_Extracted records:_
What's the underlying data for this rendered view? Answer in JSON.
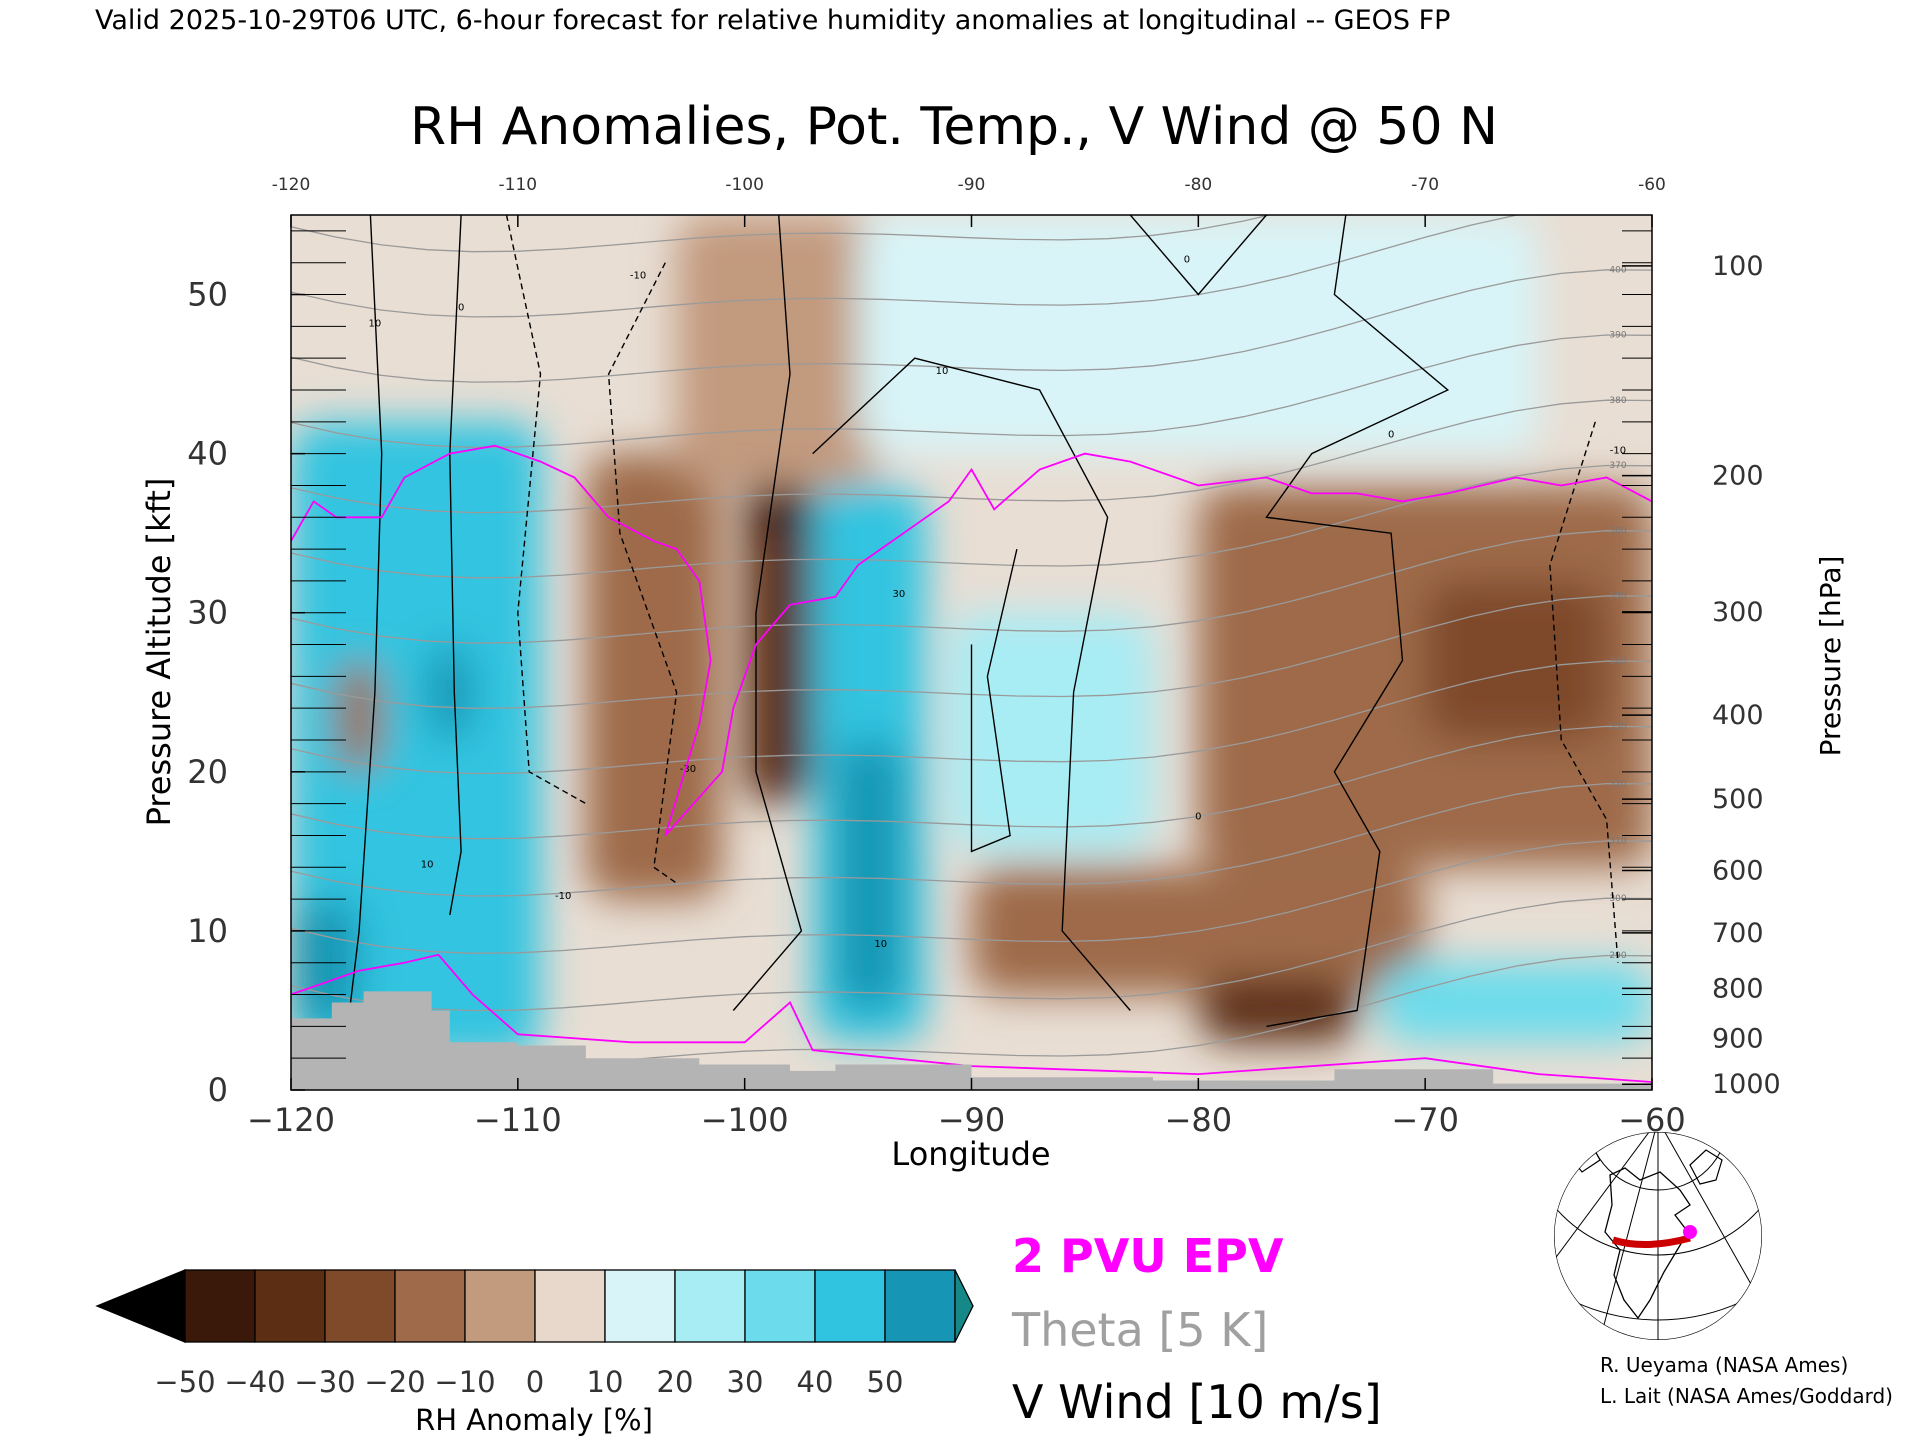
{
  "header": {
    "valid_line": "Valid 2025-10-29T06 UTC, 6-hour forecast for relative humidity anomalies at longitudinal -- GEOS FP"
  },
  "chart_data": {
    "type": "heatmap",
    "title": "RH Anomalies, Pot. Temp., V Wind @ 50 N",
    "xlabel": "Longitude",
    "ylabel_left": "Pressure Altitude [kft]",
    "ylabel_right": "Pressure [hPa]",
    "xlim": [
      -120,
      -60
    ],
    "ylim": [
      0,
      55
    ],
    "x_ticks": [
      -120,
      -110,
      -100,
      -90,
      -80,
      -70,
      -60
    ],
    "x_tick_labels_bottom": [
      "−120",
      "−110",
      "−100",
      "−90",
      "−80",
      "−70",
      "−60"
    ],
    "x_tick_labels_top": [
      "-120",
      "-110",
      "-100",
      "-90",
      "-80",
      "-70",
      "-60"
    ],
    "y_ticks_left": [
      0,
      10,
      20,
      30,
      40,
      50
    ],
    "pressure_ticks": [
      {
        "hpa": 100,
        "label": "100"
      },
      {
        "hpa": 200,
        "label": "200"
      },
      {
        "hpa": 300,
        "label": "300"
      },
      {
        "hpa": 400,
        "label": "400"
      },
      {
        "hpa": 500,
        "label": "500"
      },
      {
        "hpa": 600,
        "label": "600"
      },
      {
        "hpa": 700,
        "label": "700"
      },
      {
        "hpa": 800,
        "label": "800"
      },
      {
        "hpa": 900,
        "label": "900"
      },
      {
        "hpa": 1000,
        "label": "1000"
      }
    ],
    "rh_anomaly_regions": [
      {
        "lon": [
          -120,
          -109
        ],
        "kft": [
          2,
          42
        ],
        "rh": 40
      },
      {
        "lon": [
          -114,
          -112
        ],
        "kft": [
          22,
          28
        ],
        "rh": 50
      },
      {
        "lon": [
          -120,
          -117
        ],
        "kft": [
          4,
          12
        ],
        "rh": 50
      },
      {
        "lon": [
          -118,
          -116
        ],
        "kft": [
          20,
          27
        ],
        "rh": -20
      },
      {
        "lon": [
          -107,
          -101
        ],
        "kft": [
          12,
          40
        ],
        "rh": -20
      },
      {
        "lon": [
          -100,
          -97
        ],
        "kft": [
          18,
          38
        ],
        "rh": -40
      },
      {
        "lon": [
          -100,
          -97
        ],
        "kft": [
          35,
          40
        ],
        "rh": -50
      },
      {
        "lon": [
          -103,
          -94
        ],
        "kft": [
          38,
          55
        ],
        "rh": -10
      },
      {
        "lon": [
          -97,
          -92
        ],
        "kft": [
          3,
          38
        ],
        "rh": 40
      },
      {
        "lon": [
          -96,
          -93
        ],
        "kft": [
          5,
          22
        ],
        "rh": 45
      },
      {
        "lon": [
          -91,
          -82
        ],
        "kft": [
          15,
          30
        ],
        "rh": 20
      },
      {
        "lon": [
          -90,
          -70
        ],
        "kft": [
          6,
          14
        ],
        "rh": -20
      },
      {
        "lon": [
          -80,
          -73
        ],
        "kft": [
          3,
          7
        ],
        "rh": -40
      },
      {
        "lon": [
          -80,
          -60
        ],
        "kft": [
          14,
          38
        ],
        "rh": -20
      },
      {
        "lon": [
          -70,
          -62
        ],
        "kft": [
          22,
          32
        ],
        "rh": -35
      },
      {
        "lon": [
          -72,
          -60
        ],
        "kft": [
          3,
          8
        ],
        "rh": 30
      },
      {
        "lon": [
          -95,
          -65
        ],
        "kft": [
          40,
          55
        ],
        "rh": 10
      }
    ],
    "theta_levels_k": [
      290,
      300,
      310,
      320,
      330,
      340,
      350,
      360,
      370,
      380,
      390,
      400,
      410,
      420
    ],
    "v_wind_contour_labels": [
      "-10",
      "0",
      "10",
      "30"
    ],
    "epv_contour": "2 PVU",
    "colorbar": {
      "label": "RH Anomaly [%]",
      "ticks": [
        -50,
        -40,
        -30,
        -20,
        -10,
        0,
        10,
        20,
        30,
        40,
        50
      ],
      "tick_labels": [
        "−50",
        "−40",
        "−30",
        "−20",
        "−10",
        "0",
        "10",
        "20",
        "30",
        "40",
        "50"
      ],
      "colors": [
        "#3a180a",
        "#5c2e14",
        "#7e4a2a",
        "#9e6a4a",
        "#c29a7e",
        "#e8d8cc",
        "#d8f4f8",
        "#a8ecf4",
        "#6cdcec",
        "#30c4e0",
        "#1696b4"
      ],
      "under_color": "#000000",
      "over_color": "#168888"
    },
    "legend": [
      {
        "label": "2 PVU EPV",
        "color": "#ff00ff"
      },
      {
        "label": "Theta [5 K]",
        "color": "#a0a0a0"
      },
      {
        "label": "V Wind [10 m/s]",
        "color": "#000000"
      }
    ]
  },
  "credits": [
    "R. Ueyama (NASA Ames)",
    "L. Lait (NASA Ames/Goddard)"
  ],
  "inset_map": {
    "highlight_color": "#cc0000",
    "marker_color": "#ff00ff"
  }
}
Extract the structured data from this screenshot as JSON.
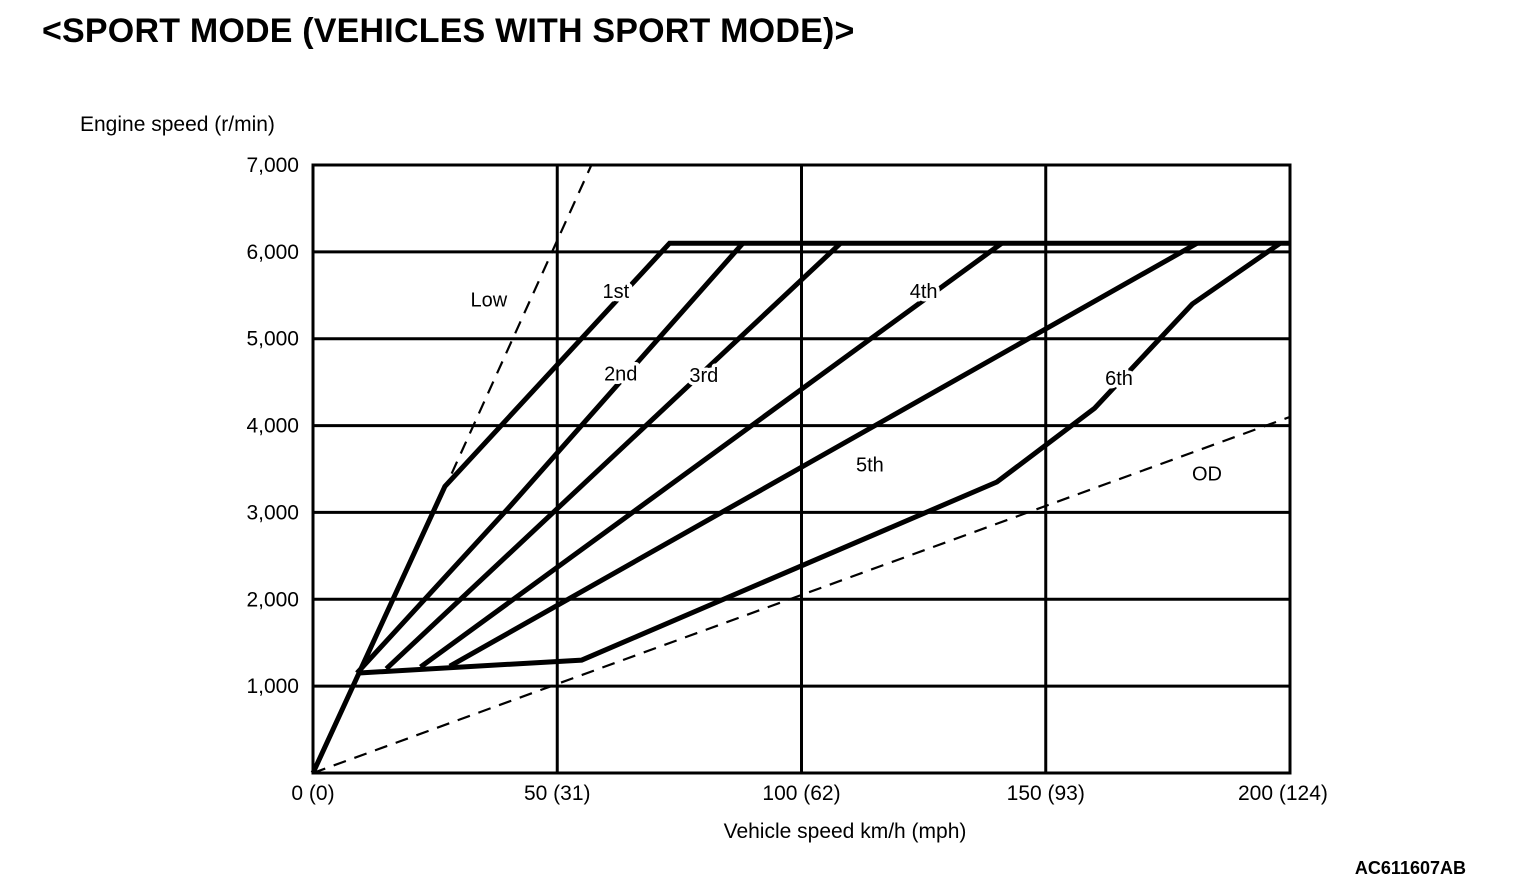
{
  "page": {
    "title": "<SPORT MODE (VEHICLES WITH SPORT MODE)>",
    "figure_code": "AC611607AB"
  },
  "chart_data": {
    "type": "line",
    "title": "<SPORT MODE (VEHICLES WITH SPORT MODE)>",
    "xlabel": "Vehicle speed  km/h (mph)",
    "ylabel": "Engine speed (r/min)",
    "xlim": [
      0,
      200
    ],
    "ylim": [
      0,
      7000
    ],
    "grid": true,
    "legend": "none",
    "x_ticks": [
      {
        "value": 0,
        "label": "0 (0)"
      },
      {
        "value": 50,
        "label": "50 (31)"
      },
      {
        "value": 100,
        "label": "100 (62)"
      },
      {
        "value": 150,
        "label": "150 (93)"
      },
      {
        "value": 200,
        "label": "200 (124)"
      }
    ],
    "y_ticks": [
      {
        "value": 1000,
        "label": "1,000"
      },
      {
        "value": 2000,
        "label": "2,000"
      },
      {
        "value": 3000,
        "label": "3,000"
      },
      {
        "value": 4000,
        "label": "4,000"
      },
      {
        "value": 5000,
        "label": "5,000"
      },
      {
        "value": 6000,
        "label": "6,000"
      },
      {
        "value": 7000,
        "label": "7,000"
      }
    ],
    "series": [
      {
        "name": "Low",
        "style": "dashed",
        "points": [
          [
            0,
            0
          ],
          [
            28,
            3400
          ],
          [
            57,
            7000
          ]
        ],
        "label_at": [
          36,
          5450
        ]
      },
      {
        "name": "1st",
        "style": "solid",
        "points": [
          [
            0,
            0
          ],
          [
            27,
            3300
          ],
          [
            73,
            6100
          ],
          [
            200,
            6100
          ]
        ],
        "label_at": [
          62,
          5550
        ]
      },
      {
        "name": "2nd",
        "style": "solid",
        "points": [
          [
            9,
            1150
          ],
          [
            40,
            3050
          ],
          [
            88,
            6100
          ]
        ],
        "label_at": [
          63,
          4600
        ]
      },
      {
        "name": "3rd",
        "style": "solid",
        "points": [
          [
            15,
            1200
          ],
          [
            108,
            6100
          ]
        ],
        "label_at": [
          80,
          4580
        ]
      },
      {
        "name": "4th",
        "style": "solid",
        "points": [
          [
            22,
            1220
          ],
          [
            141,
            6100
          ]
        ],
        "label_at": [
          125,
          5550
        ]
      },
      {
        "name": "5th",
        "style": "solid",
        "points": [
          [
            28,
            1230
          ],
          [
            181,
            6100
          ]
        ],
        "label_at": [
          114,
          3550
        ]
      },
      {
        "name": "6th",
        "style": "solid",
        "points": [
          [
            9,
            1150
          ],
          [
            55,
            1300
          ],
          [
            140,
            3350
          ],
          [
            160,
            4200
          ],
          [
            180,
            5400
          ],
          [
            198,
            6100
          ]
        ],
        "label_at": [
          165,
          4550
        ]
      },
      {
        "name": "OD",
        "style": "dashed",
        "points": [
          [
            0,
            0
          ],
          [
            200,
            4100
          ]
        ],
        "label_at": [
          183,
          3450
        ]
      }
    ]
  }
}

_What the exercise asks:_
Whichever lines contain the string "xlabel", select and copy them.

_Answer in full:_
    "xlabel": "Longitude",
    "xlabel": "Vehicle speed  km/h (mph)",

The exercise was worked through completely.